» **SET EXERCISE**:
Identify every line in the items below that contains the string "legend", and copy each of those lines in full.

======== DATA FOR THIS TASK ========

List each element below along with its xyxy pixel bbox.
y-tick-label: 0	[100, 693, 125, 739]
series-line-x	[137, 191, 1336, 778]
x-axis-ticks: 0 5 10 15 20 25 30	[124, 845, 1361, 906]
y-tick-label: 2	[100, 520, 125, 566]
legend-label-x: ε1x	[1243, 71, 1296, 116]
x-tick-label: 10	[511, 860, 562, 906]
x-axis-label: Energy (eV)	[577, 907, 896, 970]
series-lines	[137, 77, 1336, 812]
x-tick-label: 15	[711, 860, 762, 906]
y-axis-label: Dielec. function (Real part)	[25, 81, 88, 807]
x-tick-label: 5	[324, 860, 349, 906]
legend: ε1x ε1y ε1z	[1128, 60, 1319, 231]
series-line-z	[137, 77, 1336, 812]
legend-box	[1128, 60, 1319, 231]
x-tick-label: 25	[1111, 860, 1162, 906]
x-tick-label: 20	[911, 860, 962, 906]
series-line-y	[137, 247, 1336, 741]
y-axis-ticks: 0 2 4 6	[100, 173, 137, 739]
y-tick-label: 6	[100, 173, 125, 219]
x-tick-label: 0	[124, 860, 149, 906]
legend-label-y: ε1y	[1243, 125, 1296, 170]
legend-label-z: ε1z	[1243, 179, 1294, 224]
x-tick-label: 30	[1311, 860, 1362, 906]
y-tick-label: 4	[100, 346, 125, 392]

========

» **WRITTEN SOLUTION**:
legend-label-x: ε1x	[1243, 71, 1296, 116]
legend: ε1x ε1y ε1z	[1128, 60, 1319, 231]
legend-box	[1128, 60, 1319, 231]
legend-label-y: ε1y	[1243, 125, 1296, 170]
legend-label-z: ε1z	[1243, 179, 1294, 224]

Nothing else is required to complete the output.